Scan the listing below. Report each line that includes "ylabel".
## Begin INPUT DATA
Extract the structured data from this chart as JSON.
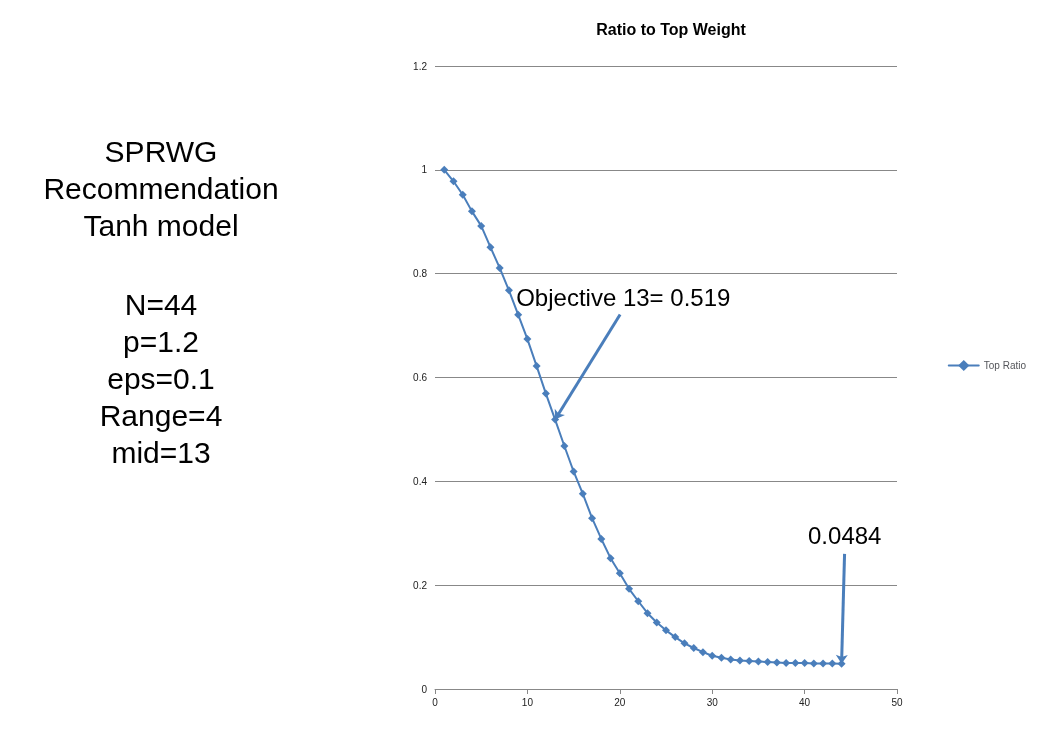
{
  "chart_data": {
    "type": "line",
    "title": "Ratio to Top Weight",
    "x": [
      1,
      2,
      3,
      4,
      5,
      6,
      7,
      8,
      9,
      10,
      11,
      12,
      13,
      14,
      15,
      16,
      17,
      18,
      19,
      20,
      21,
      22,
      23,
      24,
      25,
      26,
      27,
      28,
      29,
      30,
      31,
      32,
      33,
      34,
      35,
      36,
      37,
      38,
      39,
      40,
      41,
      42,
      43,
      44
    ],
    "series": [
      {
        "name": "Top Ratio",
        "color": "#4a7ebb",
        "values": [
          1.0,
          0.978,
          0.952,
          0.92,
          0.892,
          0.851,
          0.811,
          0.768,
          0.721,
          0.674,
          0.622,
          0.569,
          0.519,
          0.468,
          0.419,
          0.376,
          0.329,
          0.289,
          0.252,
          0.223,
          0.193,
          0.169,
          0.146,
          0.128,
          0.113,
          0.1,
          0.088,
          0.079,
          0.071,
          0.064,
          0.06,
          0.057,
          0.055,
          0.054,
          0.053,
          0.052,
          0.051,
          0.05,
          0.05,
          0.05,
          0.049,
          0.049,
          0.049,
          0.0484
        ]
      }
    ],
    "xlim": [
      0,
      50
    ],
    "xticks": [
      0,
      10,
      20,
      30,
      40,
      50
    ],
    "ylim": [
      0,
      1.2
    ],
    "yticks": [
      0,
      0.2,
      0.4,
      0.6,
      0.8,
      1,
      1.2
    ],
    "grid": "y",
    "legend": "right",
    "marker": "diamond",
    "line_style": "solid",
    "annotations": [
      "SPRWG",
      "Recommendation",
      "Tanh model",
      "N=44",
      "p=1.2",
      "eps=0.1",
      "Range=4",
      "mid=13",
      {
        "text": "Objective 13= 0.519",
        "x": 13,
        "y": 0.519
      },
      {
        "text": "0.0484",
        "x": 44,
        "y": 0.0484
      }
    ]
  }
}
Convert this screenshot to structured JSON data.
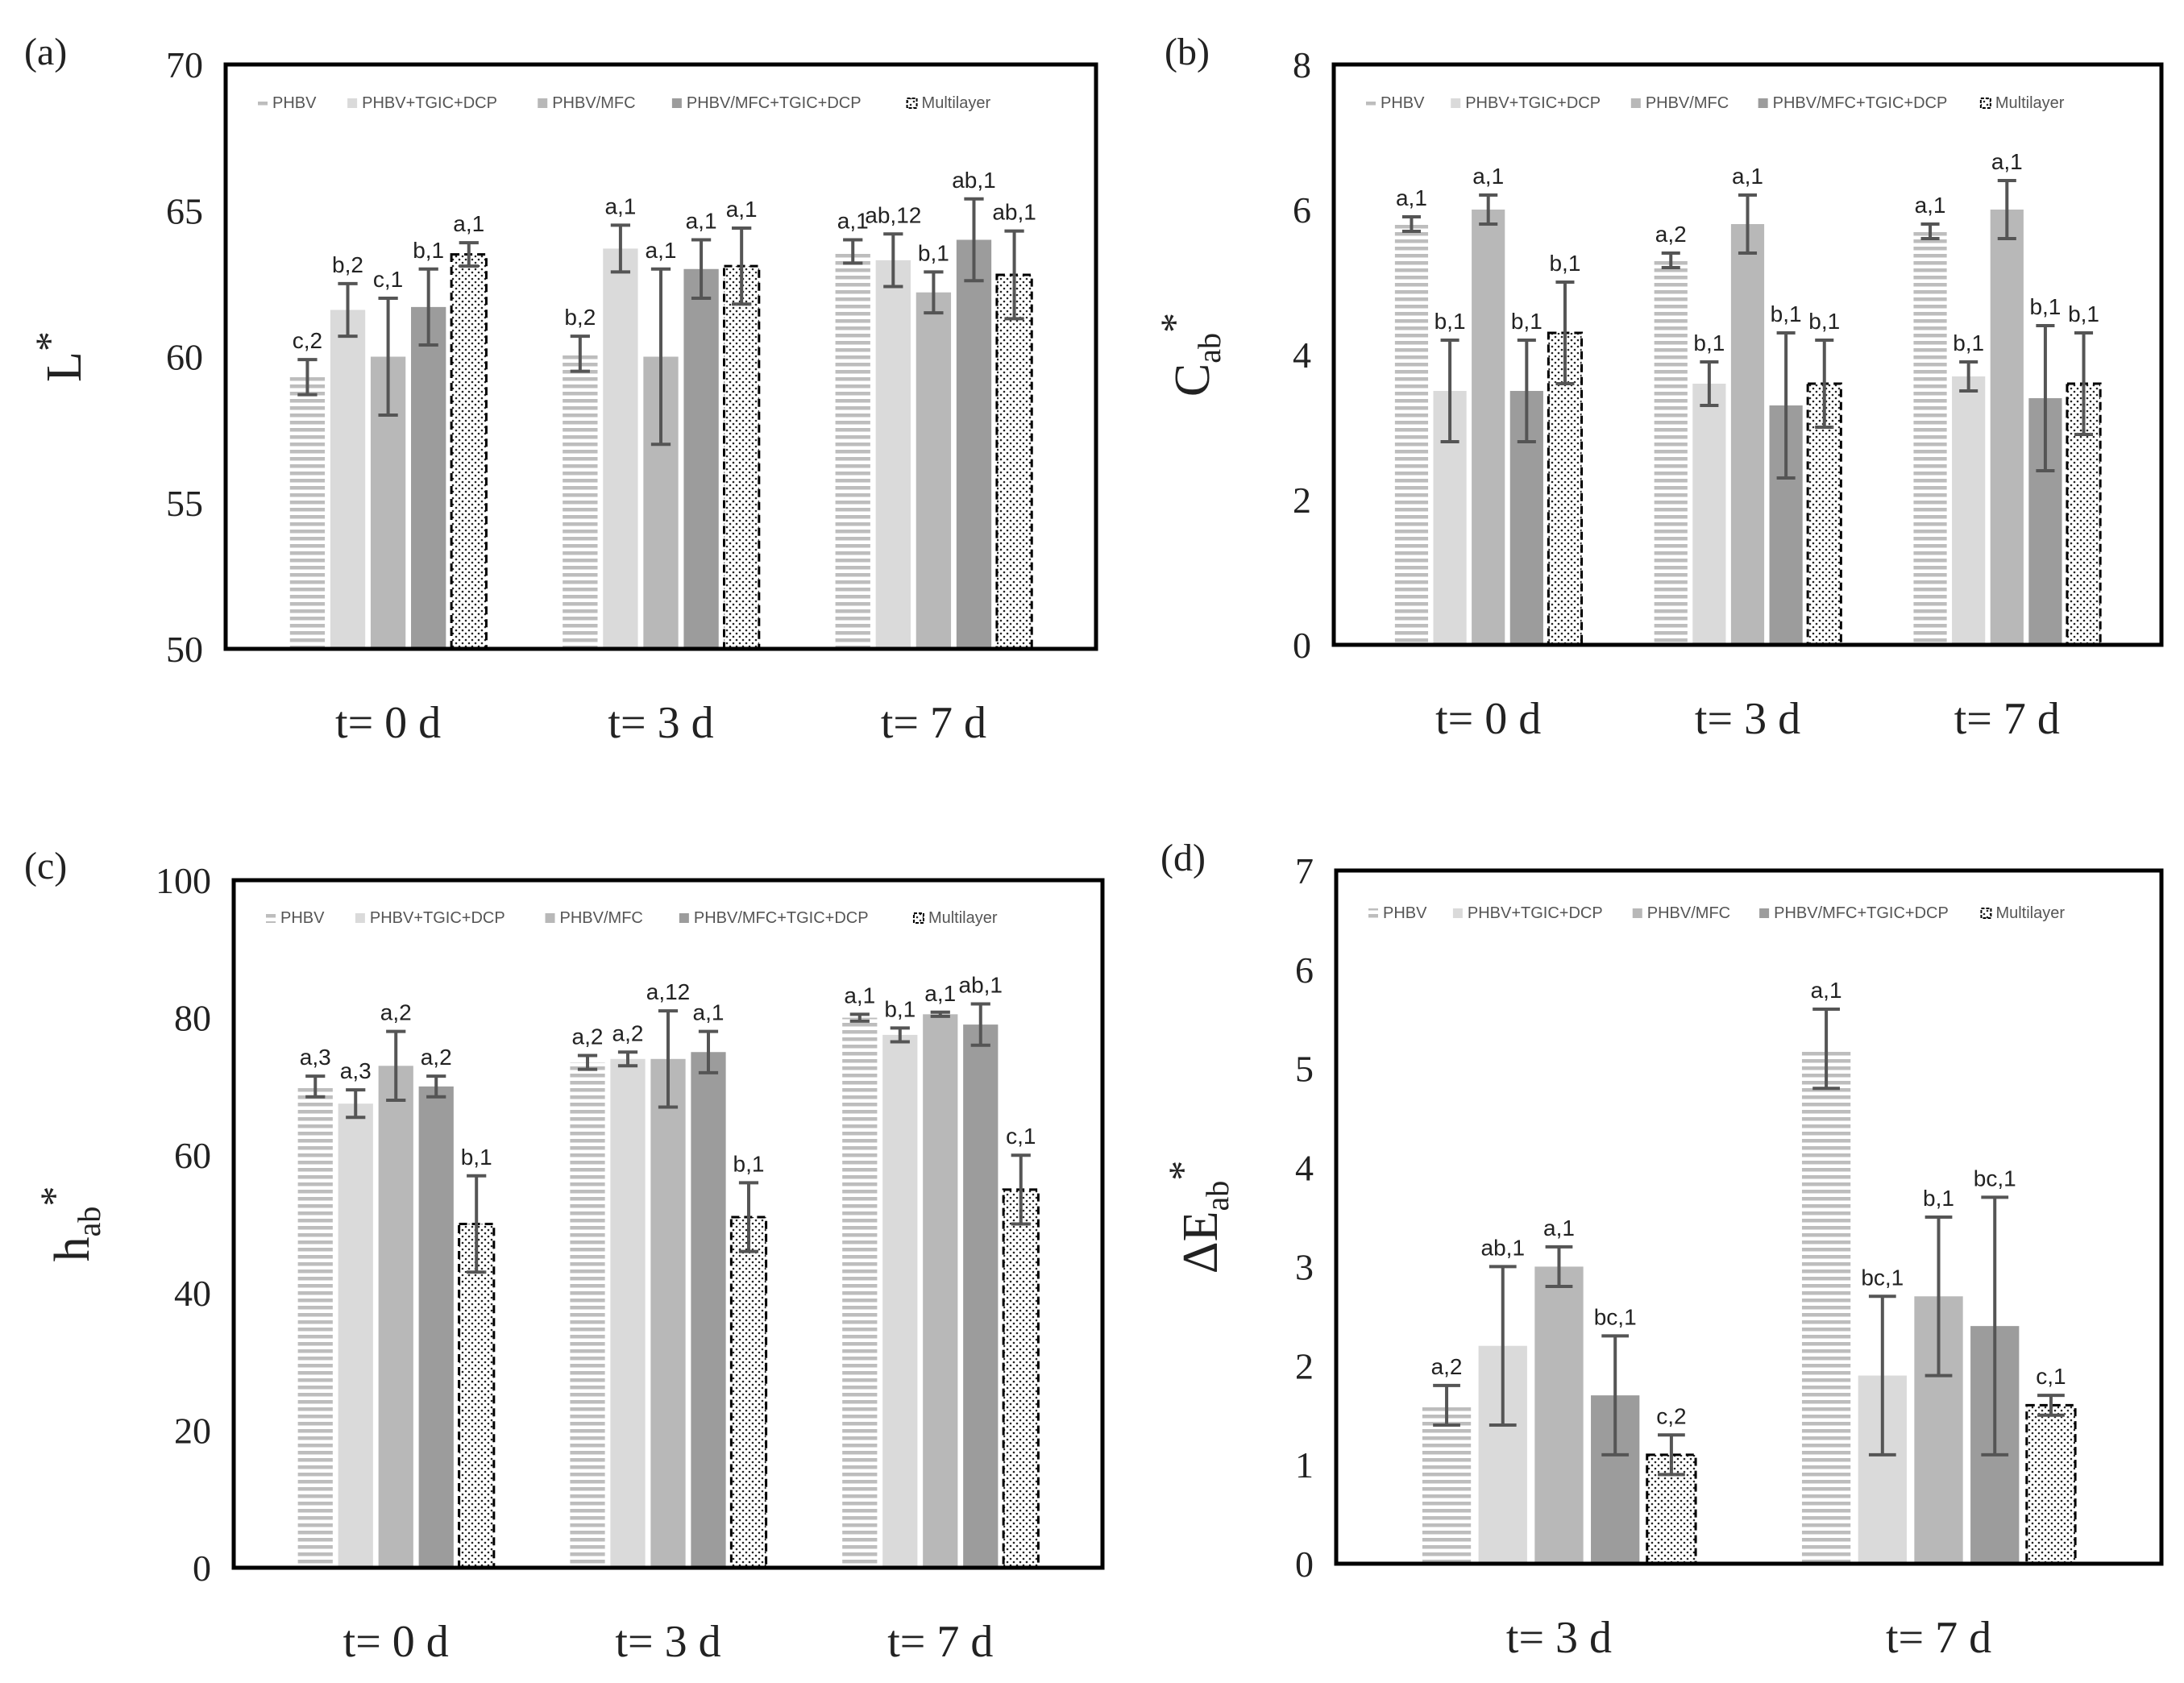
{
  "colors": {
    "PHBV": "#bdbdbd",
    "PHBV+TGIC+DCP": "#dadada",
    "PHBV/MFC": "#b8b8b8",
    "PHBV/MFC+TGIC+DCP": "#9c9c9c",
    "Multilayer": "#ffffff",
    "error_bar": "#555555",
    "axis": "#000000"
  },
  "chart_data": [
    {
      "type": "bar",
      "panel_label": "(a)",
      "ylabel": "L*",
      "ylim": [
        50,
        70
      ],
      "yticks": [
        50,
        55,
        60,
        65,
        70
      ],
      "categories": [
        "t= 0 d",
        "t= 3 d",
        "t= 7 d"
      ],
      "legend": [
        "PHBV",
        "PHBV+TGIC+DCP",
        "PHBV/MFC",
        "PHBV/MFC+TGIC+DCP",
        "Multilayer"
      ],
      "series": [
        {
          "name": "PHBV",
          "values": [
            59.3,
            60.1,
            63.6
          ],
          "errors": [
            0.6,
            0.6,
            0.4
          ],
          "labels": [
            "c,2",
            "b,2",
            "a,1"
          ]
        },
        {
          "name": "PHBV+TGIC+DCP",
          "values": [
            61.6,
            63.7,
            63.3
          ],
          "errors": [
            0.9,
            0.8,
            0.9
          ],
          "labels": [
            "b,2",
            "a,1",
            "ab,12"
          ]
        },
        {
          "name": "PHBV/MFC",
          "values": [
            60.0,
            60.0,
            62.2
          ],
          "errors": [
            2.0,
            3.0,
            0.7
          ],
          "labels": [
            "c,1",
            "a,1",
            "b,1"
          ]
        },
        {
          "name": "PHBV/MFC+TGIC+DCP",
          "values": [
            61.7,
            63.0,
            64.0
          ],
          "errors": [
            1.3,
            1.0,
            1.4
          ],
          "labels": [
            "b,1",
            "a,1",
            "ab,1"
          ]
        },
        {
          "name": "Multilayer",
          "values": [
            63.5,
            63.1,
            62.8
          ],
          "errors": [
            0.4,
            1.3,
            1.5
          ],
          "labels": [
            "a,1",
            "a,1",
            "ab,1"
          ]
        }
      ]
    },
    {
      "type": "bar",
      "panel_label": "(b)",
      "ylabel": "Cab*",
      "ylim": [
        0,
        8
      ],
      "yticks": [
        0,
        2,
        4,
        6,
        8
      ],
      "categories": [
        "t= 0 d",
        "t= 3 d",
        "t= 7 d"
      ],
      "legend": [
        "PHBV",
        "PHBV+TGIC+DCP",
        "PHBV/MFC",
        "PHBV/MFC+TGIC+DCP",
        "Multilayer"
      ],
      "series": [
        {
          "name": "PHBV",
          "values": [
            5.8,
            5.3,
            5.7
          ],
          "errors": [
            0.1,
            0.1,
            0.1
          ],
          "labels": [
            "a,1",
            "a,2",
            "a,1"
          ]
        },
        {
          "name": "PHBV+TGIC+DCP",
          "values": [
            3.5,
            3.6,
            3.7
          ],
          "errors": [
            0.7,
            0.3,
            0.2
          ],
          "labels": [
            "b,1",
            "b,1",
            "b,1"
          ]
        },
        {
          "name": "PHBV/MFC",
          "values": [
            6.0,
            5.8,
            6.0
          ],
          "errors": [
            0.2,
            0.4,
            0.4
          ],
          "labels": [
            "a,1",
            "a,1",
            "a,1"
          ]
        },
        {
          "name": "PHBV/MFC+TGIC+DCP",
          "values": [
            3.5,
            3.3,
            3.4
          ],
          "errors": [
            0.7,
            1.0,
            1.0
          ],
          "labels": [
            "b,1",
            "b,1",
            "b,1"
          ]
        },
        {
          "name": "Multilayer",
          "values": [
            4.3,
            3.6,
            3.6
          ],
          "errors": [
            0.7,
            0.6,
            0.7
          ],
          "labels": [
            "b,1",
            "b,1",
            "b,1"
          ]
        }
      ]
    },
    {
      "type": "bar",
      "panel_label": "(c)",
      "ylabel": "hab*",
      "ylim": [
        0,
        100
      ],
      "yticks": [
        0,
        20,
        40,
        60,
        80,
        100
      ],
      "categories": [
        "t= 0 d",
        "t= 3 d",
        "t= 7 d"
      ],
      "legend": [
        "PHBV",
        "PHBV+TGIC+DCP",
        "PHBV/MFC",
        "PHBV/MFC+TGIC+DCP",
        "Multilayer"
      ],
      "series": [
        {
          "name": "PHBV",
          "values": [
            70,
            73.5,
            80
          ],
          "errors": [
            1.5,
            1.0,
            0.5
          ],
          "labels": [
            "a,3",
            "a,2",
            "a,1"
          ]
        },
        {
          "name": "PHBV+TGIC+DCP",
          "values": [
            67.5,
            74,
            77.5
          ],
          "errors": [
            2.0,
            1.0,
            1.0
          ],
          "labels": [
            "a,3",
            "a,2",
            "b,1"
          ]
        },
        {
          "name": "PHBV/MFC",
          "values": [
            73,
            74,
            80.5
          ],
          "errors": [
            5.0,
            7.0,
            0.3
          ],
          "labels": [
            "a,2",
            "a,12",
            "a,1"
          ]
        },
        {
          "name": "PHBV/MFC+TGIC+DCP",
          "values": [
            70,
            75,
            79
          ],
          "errors": [
            1.5,
            3.0,
            3.0
          ],
          "labels": [
            "a,2",
            "a,1",
            "ab,1"
          ]
        },
        {
          "name": "Multilayer",
          "values": [
            50,
            51,
            55
          ],
          "errors": [
            7.0,
            5.0,
            5.0
          ],
          "labels": [
            "b,1",
            "b,1",
            "c,1"
          ]
        }
      ]
    },
    {
      "type": "bar",
      "panel_label": "(d)",
      "ylabel": "ΔEab*",
      "ylim": [
        0,
        7
      ],
      "yticks": [
        0,
        1,
        2,
        3,
        4,
        5,
        6,
        7
      ],
      "categories": [
        "t= 3 d",
        "t= 7 d"
      ],
      "legend": [
        "PHBV",
        "PHBV+TGIC+DCP",
        "PHBV/MFC",
        "PHBV/MFC+TGIC+DCP",
        "Multilayer"
      ],
      "series": [
        {
          "name": "PHBV",
          "values": [
            1.6,
            5.2
          ],
          "errors": [
            0.2,
            0.4
          ],
          "labels": [
            "a,2",
            "a,1"
          ]
        },
        {
          "name": "PHBV+TGIC+DCP",
          "values": [
            2.2,
            1.9
          ],
          "errors": [
            0.8,
            0.8
          ],
          "labels": [
            "ab,1",
            "bc,1"
          ]
        },
        {
          "name": "PHBV/MFC",
          "values": [
            3.0,
            2.7
          ],
          "errors": [
            0.2,
            0.8
          ],
          "labels": [
            "a,1",
            "b,1"
          ]
        },
        {
          "name": "PHBV/MFC+TGIC+DCP",
          "values": [
            1.7,
            2.4
          ],
          "errors": [
            0.6,
            1.3
          ],
          "labels": [
            "bc,1",
            "bc,1"
          ]
        },
        {
          "name": "Multilayer",
          "values": [
            1.1,
            1.6
          ],
          "errors": [
            0.2,
            0.1
          ],
          "labels": [
            "c,2",
            "c,1"
          ]
        }
      ]
    }
  ]
}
## End INPUT DATA
FINISHED TASK.
      "ylabel": "L*",
      "ylabel": "Cab*",
      "ylabel": "hab*",
      "ylabel": "ΔEab*",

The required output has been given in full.